WHAT TO PRODUCE
Recast the lines below as a numbered list, omitting any blank lines and any pictures.

Stored records
++++

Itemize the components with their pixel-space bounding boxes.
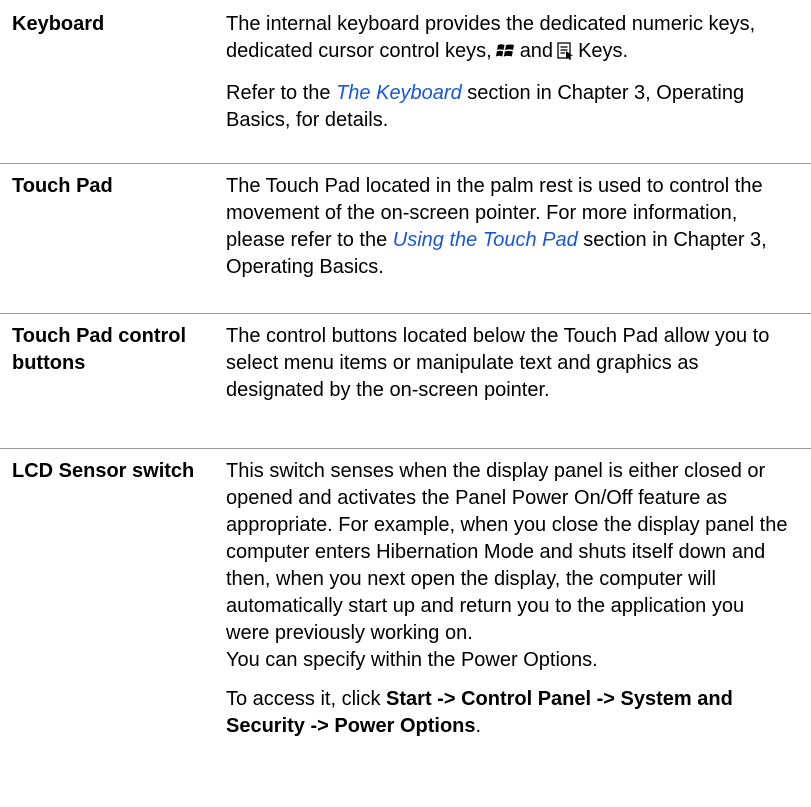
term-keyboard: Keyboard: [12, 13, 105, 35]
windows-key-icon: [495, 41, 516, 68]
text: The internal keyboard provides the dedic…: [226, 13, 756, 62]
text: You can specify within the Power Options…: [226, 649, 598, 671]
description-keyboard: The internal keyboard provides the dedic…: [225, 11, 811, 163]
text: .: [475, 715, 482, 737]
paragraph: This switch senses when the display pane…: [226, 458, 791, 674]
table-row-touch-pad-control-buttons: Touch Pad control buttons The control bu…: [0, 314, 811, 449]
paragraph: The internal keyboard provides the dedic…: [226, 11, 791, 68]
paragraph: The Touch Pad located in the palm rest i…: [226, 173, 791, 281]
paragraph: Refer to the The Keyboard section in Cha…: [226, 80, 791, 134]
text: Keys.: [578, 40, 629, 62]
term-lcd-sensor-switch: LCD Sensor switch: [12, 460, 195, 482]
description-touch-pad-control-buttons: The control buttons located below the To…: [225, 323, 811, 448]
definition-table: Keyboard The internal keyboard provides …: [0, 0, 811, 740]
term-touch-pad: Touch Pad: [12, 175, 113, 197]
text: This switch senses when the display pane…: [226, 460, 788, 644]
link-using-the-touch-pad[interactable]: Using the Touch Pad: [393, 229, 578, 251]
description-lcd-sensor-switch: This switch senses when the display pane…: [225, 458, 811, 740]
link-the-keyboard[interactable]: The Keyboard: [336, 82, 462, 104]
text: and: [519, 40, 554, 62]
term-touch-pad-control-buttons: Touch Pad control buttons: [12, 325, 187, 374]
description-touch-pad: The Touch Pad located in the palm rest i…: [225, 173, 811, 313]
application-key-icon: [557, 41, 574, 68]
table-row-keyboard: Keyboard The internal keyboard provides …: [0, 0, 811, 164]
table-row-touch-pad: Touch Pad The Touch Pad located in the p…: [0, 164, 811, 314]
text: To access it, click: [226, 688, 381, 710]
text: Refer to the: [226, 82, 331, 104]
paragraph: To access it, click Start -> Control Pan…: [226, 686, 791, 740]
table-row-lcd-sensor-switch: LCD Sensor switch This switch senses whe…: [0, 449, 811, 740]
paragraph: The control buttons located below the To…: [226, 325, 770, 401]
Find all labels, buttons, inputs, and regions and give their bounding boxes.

++++

SOLUTION FOR THIS EXERCISE
1. Itemize the components with their pixel-space bounding boxes.
2. term-keyboard: Keyboard: [12, 13, 105, 35]
3. windows-key-icon: [495, 41, 516, 68]
4. text: The internal keyboard provides the dedic…: [226, 13, 756, 62]
5. text: You can specify within the Power Options…: [226, 649, 598, 671]
6. description-keyboard: The internal keyboard provides the dedic…: [225, 11, 811, 163]
7. text: .: [475, 715, 482, 737]
8. paragraph: This switch senses when the display pane…: [226, 458, 791, 674]
9. table-row-touch-pad-control-buttons: Touch Pad control buttons The control bu…: [0, 314, 811, 449]
10. paragraph: The internal keyboard provides the dedic…: [226, 11, 791, 68]
11. paragraph: The Touch Pad located in the palm rest i…: [226, 173, 791, 281]
12. paragraph: Refer to the The Keyboard section in Cha…: [226, 80, 791, 134]
13. text: Keys.: [578, 40, 629, 62]
14. term-lcd-sensor-switch: LCD Sensor switch: [12, 460, 195, 482]
15. description-touch-pad-control-buttons: The control buttons located below the To…: [225, 323, 811, 448]
16. definition-table: Keyboard The internal keyboard provides …: [0, 0, 811, 740]
17. term-touch-pad: Touch Pad: [12, 175, 113, 197]
18. text: This switch senses when the display pane…: [226, 460, 788, 644]
19. link-using-the-touch-pad[interactable]: Using the Touch Pad: [393, 229, 578, 251]
20. description-lcd-sensor-switch: This switch senses when the display pane…: [225, 458, 811, 740]
21. link-the-keyboard[interactable]: The Keyboard: [336, 82, 462, 104]
22. text: and: [519, 40, 554, 62]
23. term-touch-pad-control-buttons: Touch Pad control buttons: [12, 325, 187, 374]
24. description-touch-pad: The Touch Pad located in the palm rest i…: [225, 173, 811, 313]
25. application-key-icon: [557, 41, 574, 68]
26. table-row-keyboard: Keyboard The internal keyboard provides …: [0, 0, 811, 164]
27. table-row-touch-pad: Touch Pad The Touch Pad located in the p…: [0, 164, 811, 314]
28. text: To access it, click: [226, 688, 381, 710]
29. text: Refer to the: [226, 82, 331, 104]
30. paragraph: To access it, click Start -> Control Pan…: [226, 686, 791, 740]
31. table-row-lcd-sensor-switch: LCD Sensor switch This switch senses whe…: [0, 449, 811, 740]
32. paragraph: The control buttons located below the To…: [226, 325, 770, 401]
33. Find all labels, buttons, inputs, and regions and give their bounding boxes.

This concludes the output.